Exercise task:
In the listing below, locate the lines bearing the word "certain". Copy every one of them.

Provided information:
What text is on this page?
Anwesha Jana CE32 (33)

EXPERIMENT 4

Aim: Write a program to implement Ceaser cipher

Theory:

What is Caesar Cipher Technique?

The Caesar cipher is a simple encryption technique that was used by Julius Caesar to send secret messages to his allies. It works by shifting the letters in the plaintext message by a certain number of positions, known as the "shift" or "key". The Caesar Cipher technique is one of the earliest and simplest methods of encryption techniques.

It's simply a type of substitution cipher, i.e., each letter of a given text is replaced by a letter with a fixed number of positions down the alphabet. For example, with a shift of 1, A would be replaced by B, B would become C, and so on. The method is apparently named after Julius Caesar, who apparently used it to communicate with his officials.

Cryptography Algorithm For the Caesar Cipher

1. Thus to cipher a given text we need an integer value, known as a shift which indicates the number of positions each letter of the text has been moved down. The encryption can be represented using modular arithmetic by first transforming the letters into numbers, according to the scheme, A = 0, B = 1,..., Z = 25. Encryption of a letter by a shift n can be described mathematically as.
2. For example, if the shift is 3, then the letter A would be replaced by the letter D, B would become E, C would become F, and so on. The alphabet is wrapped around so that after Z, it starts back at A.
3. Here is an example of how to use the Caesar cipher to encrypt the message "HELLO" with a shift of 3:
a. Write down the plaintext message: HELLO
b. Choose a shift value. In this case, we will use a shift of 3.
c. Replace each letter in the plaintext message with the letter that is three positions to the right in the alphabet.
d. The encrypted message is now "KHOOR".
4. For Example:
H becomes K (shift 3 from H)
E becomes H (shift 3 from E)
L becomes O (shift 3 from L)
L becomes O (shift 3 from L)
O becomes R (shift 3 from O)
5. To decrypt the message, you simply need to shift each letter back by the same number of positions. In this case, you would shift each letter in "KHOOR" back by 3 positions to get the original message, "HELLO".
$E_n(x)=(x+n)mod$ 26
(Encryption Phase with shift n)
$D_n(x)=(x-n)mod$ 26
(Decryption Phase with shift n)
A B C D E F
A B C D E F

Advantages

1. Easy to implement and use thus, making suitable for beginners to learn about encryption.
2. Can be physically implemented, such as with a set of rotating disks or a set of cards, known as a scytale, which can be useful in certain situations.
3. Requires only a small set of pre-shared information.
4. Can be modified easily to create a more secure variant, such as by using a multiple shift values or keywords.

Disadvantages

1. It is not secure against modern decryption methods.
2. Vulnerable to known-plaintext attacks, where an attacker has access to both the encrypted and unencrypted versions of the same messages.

Answer to this exercise:
The Caesar cipher is a simple encryption technique that was used by Julius Caesar to send secret messages to his allies. It works by shifting the letters in the plaintext message by a certain number of positions, known as the "shift" or "key". The Caesar Cipher technique is one of the earliest and simplest methods of encryption techniques.
2. Can be physically implemented, such as with a set of rotating disks or a set of cards, known as a scytale, which can be useful in certain situations.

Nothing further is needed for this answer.